## THE PROBLEM
Select every line holding the word "must" and copy it.

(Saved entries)
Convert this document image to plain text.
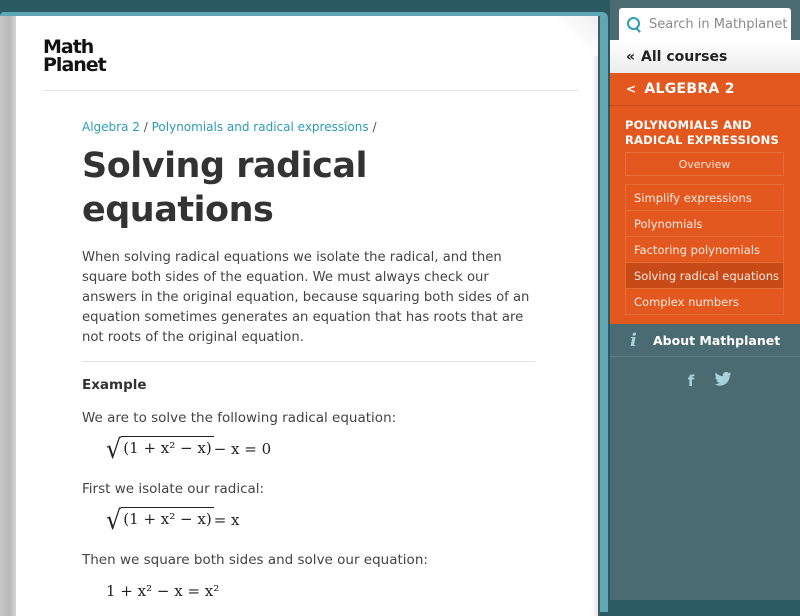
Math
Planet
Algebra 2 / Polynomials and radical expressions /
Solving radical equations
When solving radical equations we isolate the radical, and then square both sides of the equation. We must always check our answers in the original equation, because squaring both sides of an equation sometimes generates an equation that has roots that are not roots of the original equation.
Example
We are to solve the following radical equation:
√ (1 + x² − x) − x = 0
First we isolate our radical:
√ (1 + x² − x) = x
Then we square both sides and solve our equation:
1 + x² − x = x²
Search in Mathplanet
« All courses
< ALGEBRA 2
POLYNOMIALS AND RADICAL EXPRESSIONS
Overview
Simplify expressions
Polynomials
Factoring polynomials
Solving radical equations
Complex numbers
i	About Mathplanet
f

==

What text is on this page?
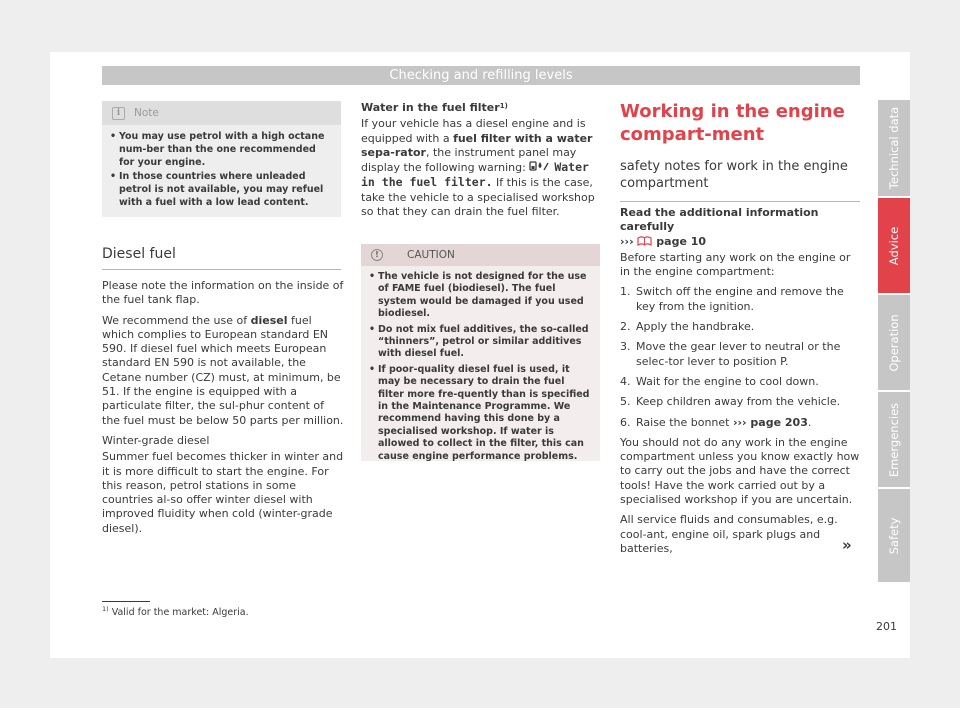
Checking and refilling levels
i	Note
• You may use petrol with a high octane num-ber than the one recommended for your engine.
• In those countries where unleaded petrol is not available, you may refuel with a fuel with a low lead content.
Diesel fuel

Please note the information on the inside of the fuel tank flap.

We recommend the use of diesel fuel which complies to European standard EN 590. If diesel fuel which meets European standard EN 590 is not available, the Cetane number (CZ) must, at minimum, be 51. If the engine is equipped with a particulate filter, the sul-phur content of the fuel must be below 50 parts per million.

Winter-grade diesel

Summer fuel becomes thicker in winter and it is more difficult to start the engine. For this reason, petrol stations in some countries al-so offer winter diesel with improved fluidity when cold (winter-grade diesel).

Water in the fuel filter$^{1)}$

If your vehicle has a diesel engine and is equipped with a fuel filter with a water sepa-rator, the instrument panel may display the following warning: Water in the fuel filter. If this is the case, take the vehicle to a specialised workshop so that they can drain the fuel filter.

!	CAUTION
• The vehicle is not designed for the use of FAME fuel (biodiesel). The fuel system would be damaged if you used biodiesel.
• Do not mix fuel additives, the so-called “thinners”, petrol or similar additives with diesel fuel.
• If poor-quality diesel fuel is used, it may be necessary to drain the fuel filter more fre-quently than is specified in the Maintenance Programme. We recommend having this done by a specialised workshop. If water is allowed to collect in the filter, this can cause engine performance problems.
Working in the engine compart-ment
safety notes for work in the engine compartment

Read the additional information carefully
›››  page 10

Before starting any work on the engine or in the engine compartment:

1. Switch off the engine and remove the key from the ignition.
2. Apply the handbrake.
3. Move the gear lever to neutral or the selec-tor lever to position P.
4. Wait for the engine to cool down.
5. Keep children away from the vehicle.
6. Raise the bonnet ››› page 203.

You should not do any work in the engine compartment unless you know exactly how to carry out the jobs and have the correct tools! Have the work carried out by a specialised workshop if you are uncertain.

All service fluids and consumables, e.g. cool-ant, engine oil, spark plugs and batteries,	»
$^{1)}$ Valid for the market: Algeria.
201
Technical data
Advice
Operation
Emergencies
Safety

## RESPONSE TO THIS EXERCISE
When solving radical equations we isolate the radical, and then square both sides of the equation. We must always check our answers in the original equation, because squaring both sides of an equation sometimes generates an equation that has roots that are not roots of the original equation.
We recommend the use of diesel fuel which complies to European standard EN 590. If diesel fuel which meets European standard EN 590 is not available, the Cetane number (CZ) must, at minimum, be 51. If the engine is equipped with a particulate filter, the sul-phur content of the fuel must be below 50 parts per million.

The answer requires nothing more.